| QUOTED PASSAGE |
..........

Midjourney shows ultrasound scanner as its first hardware product
Midjourney is developing an ultrasound-based full-body scanner with Butterfly Network, pitching fast preventive scans and MRI-like image quality.
By Hana Yoshida · Markets Reporter
2 min read
Midjourney is moving into medical imaging with an ultrasound-based full-body scanner, a shift that takes the AI image company into hardware and health technology. CEO David Holz presented the device, called the Midjourney Scanner, as a system meant to produce detailed internal body images quickly and repeatedly.
Holz described the scanner as Midjourney’s first hardware product and said it is separate from the image-generation work the company is known for. Midjourney says the system is designed to look at the makeup of muscle, fat, bone and organs, at least in its initial form.
How the scanner works
According to Midjourney Medical, the scanner uses ultrasound rather than MRI or X-ray technology. The company says a person steps onto a platform that lowers into water on rails, passing through a ring filled with transducers.
Midjourney Medical says those transducers send ultrasonic waves through the body and record the resulting signals. The company says software then uses that information to build 3D images from vertical slices captured during the scan.

..........

| DATA |
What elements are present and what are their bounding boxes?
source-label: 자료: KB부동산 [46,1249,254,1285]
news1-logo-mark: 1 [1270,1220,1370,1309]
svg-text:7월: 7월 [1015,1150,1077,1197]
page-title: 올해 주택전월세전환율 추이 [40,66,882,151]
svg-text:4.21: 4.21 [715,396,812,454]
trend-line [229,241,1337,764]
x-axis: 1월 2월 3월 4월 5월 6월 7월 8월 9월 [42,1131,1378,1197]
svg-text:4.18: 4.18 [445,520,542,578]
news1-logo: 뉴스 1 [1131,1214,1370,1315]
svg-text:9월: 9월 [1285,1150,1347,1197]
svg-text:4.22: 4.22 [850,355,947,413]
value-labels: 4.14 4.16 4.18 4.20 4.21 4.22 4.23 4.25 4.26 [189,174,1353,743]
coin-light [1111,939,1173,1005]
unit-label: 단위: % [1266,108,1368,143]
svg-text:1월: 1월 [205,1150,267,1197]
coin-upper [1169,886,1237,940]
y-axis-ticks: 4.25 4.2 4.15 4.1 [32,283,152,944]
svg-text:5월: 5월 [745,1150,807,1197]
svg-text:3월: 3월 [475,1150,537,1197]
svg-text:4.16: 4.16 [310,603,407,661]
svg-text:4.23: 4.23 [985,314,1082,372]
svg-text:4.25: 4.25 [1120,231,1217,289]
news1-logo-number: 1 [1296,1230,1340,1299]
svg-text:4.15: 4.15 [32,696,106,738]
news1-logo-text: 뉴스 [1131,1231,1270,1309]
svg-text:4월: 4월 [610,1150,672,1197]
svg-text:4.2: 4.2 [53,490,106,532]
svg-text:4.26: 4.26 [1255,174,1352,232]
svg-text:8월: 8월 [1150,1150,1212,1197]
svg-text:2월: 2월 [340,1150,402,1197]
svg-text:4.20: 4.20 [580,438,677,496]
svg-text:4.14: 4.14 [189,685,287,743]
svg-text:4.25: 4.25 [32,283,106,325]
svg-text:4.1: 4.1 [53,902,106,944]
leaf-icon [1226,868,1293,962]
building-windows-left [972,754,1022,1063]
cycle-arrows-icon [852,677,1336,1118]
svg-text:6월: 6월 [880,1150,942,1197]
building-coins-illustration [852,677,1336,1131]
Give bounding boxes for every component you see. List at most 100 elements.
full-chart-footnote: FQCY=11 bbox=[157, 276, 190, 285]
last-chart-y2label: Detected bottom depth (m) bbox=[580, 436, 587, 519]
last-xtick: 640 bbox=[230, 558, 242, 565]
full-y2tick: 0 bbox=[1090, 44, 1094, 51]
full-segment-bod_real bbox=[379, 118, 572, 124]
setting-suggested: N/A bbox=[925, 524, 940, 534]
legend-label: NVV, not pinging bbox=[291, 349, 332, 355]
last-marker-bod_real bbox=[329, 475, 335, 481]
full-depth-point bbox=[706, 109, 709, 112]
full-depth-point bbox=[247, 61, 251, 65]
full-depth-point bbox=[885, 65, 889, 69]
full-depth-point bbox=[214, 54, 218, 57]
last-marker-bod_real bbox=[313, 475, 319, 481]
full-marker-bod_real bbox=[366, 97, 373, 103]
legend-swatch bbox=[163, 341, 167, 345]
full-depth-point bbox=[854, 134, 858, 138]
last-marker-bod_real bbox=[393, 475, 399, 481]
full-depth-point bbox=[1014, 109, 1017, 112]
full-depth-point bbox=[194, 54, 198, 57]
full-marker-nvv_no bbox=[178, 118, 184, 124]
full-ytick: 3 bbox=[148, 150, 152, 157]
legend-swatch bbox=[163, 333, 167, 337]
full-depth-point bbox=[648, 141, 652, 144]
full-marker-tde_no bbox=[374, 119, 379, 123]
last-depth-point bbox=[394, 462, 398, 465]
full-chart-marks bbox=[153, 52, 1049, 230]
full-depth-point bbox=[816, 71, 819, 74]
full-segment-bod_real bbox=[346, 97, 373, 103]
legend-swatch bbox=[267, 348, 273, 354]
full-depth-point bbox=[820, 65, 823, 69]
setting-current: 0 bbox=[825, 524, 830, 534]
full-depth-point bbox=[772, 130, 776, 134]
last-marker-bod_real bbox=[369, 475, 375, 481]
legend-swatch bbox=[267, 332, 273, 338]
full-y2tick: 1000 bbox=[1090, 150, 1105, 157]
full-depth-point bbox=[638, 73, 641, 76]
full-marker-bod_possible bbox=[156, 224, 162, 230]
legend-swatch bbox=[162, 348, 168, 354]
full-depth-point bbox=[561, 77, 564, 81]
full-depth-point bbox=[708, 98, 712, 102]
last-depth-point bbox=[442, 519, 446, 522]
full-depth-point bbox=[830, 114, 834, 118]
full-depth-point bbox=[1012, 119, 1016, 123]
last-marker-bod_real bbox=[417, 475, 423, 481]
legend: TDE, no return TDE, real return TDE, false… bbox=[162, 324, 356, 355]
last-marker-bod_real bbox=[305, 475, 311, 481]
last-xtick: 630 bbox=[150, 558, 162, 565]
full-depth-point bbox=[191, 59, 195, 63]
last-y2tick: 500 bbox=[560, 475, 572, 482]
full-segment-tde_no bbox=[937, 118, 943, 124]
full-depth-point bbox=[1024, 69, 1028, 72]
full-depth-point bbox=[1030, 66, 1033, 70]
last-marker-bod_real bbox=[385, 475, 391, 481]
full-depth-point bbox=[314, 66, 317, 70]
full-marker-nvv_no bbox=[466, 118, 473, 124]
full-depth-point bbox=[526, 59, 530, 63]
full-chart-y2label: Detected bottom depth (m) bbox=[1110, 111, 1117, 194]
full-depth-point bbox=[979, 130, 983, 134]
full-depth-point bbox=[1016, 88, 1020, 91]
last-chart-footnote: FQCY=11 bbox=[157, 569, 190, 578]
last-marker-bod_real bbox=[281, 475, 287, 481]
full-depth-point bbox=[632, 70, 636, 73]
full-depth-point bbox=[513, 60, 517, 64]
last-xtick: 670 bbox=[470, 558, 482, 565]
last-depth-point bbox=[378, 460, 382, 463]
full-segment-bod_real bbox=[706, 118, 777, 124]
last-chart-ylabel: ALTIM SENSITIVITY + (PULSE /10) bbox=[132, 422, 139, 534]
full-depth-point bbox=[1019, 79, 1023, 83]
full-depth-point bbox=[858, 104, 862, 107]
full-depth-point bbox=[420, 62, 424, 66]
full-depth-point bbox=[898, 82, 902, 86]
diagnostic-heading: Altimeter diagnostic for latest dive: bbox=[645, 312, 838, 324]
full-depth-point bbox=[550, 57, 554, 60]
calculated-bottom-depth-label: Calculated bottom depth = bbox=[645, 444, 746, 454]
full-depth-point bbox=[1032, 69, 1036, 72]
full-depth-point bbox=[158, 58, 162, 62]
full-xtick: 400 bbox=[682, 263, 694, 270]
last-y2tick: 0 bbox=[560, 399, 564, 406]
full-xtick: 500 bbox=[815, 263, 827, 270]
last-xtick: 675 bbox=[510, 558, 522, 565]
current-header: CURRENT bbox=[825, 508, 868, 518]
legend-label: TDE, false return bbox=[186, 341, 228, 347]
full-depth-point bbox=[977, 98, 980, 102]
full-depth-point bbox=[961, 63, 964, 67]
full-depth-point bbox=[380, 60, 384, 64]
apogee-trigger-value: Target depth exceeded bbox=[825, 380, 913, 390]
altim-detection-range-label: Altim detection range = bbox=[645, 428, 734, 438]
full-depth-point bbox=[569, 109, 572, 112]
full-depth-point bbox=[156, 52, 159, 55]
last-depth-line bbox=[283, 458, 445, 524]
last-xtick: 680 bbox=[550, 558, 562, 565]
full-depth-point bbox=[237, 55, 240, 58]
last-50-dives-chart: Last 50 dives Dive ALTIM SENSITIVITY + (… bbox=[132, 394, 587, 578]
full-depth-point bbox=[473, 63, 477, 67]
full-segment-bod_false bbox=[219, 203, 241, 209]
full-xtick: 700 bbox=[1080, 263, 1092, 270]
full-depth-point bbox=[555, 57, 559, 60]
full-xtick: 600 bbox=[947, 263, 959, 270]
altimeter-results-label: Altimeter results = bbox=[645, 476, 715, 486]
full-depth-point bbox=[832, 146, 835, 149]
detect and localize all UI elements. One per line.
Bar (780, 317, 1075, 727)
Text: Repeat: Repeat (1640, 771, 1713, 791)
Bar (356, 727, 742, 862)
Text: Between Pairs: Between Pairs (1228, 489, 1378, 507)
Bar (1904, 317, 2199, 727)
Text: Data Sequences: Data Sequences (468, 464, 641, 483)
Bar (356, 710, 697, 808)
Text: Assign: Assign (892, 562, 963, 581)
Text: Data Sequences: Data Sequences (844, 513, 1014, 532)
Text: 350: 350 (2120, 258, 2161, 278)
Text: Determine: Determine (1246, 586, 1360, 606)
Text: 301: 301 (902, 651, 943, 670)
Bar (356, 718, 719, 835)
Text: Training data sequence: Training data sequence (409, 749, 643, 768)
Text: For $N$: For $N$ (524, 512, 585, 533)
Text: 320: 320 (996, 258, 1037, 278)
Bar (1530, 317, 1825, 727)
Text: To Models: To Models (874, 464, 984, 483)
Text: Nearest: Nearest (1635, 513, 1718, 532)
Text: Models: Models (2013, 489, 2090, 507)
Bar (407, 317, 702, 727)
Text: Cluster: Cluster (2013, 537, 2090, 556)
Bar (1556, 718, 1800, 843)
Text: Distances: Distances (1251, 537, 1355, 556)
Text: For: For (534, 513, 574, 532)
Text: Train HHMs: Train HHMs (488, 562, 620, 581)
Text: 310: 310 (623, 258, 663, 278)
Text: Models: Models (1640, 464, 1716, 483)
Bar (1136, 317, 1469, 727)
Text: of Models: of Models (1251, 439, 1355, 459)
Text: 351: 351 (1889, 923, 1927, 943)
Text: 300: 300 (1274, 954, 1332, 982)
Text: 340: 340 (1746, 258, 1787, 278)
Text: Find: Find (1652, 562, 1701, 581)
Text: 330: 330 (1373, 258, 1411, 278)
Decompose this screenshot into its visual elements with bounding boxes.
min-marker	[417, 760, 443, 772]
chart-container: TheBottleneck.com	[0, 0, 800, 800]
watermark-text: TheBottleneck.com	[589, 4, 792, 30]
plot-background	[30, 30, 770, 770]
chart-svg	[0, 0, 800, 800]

..........

| GOAL OF THE EXERCISE |
Answer these questions about the Midjourney Scanner article:
(a) Which company is Midjourney developing the scanner with?
(b) Who presented the device?
(c) What does the platform lower into, and what does it pass through?
The material has no connection to the article about the Midjourney Scanner.

| OUTPUT FOR THIS EXERCISE |
(a) Butterfly Network.
(b) Midjourney CEO David Holz.
(c) The platform lowers into water on rails and passes through a ring filled with transducers.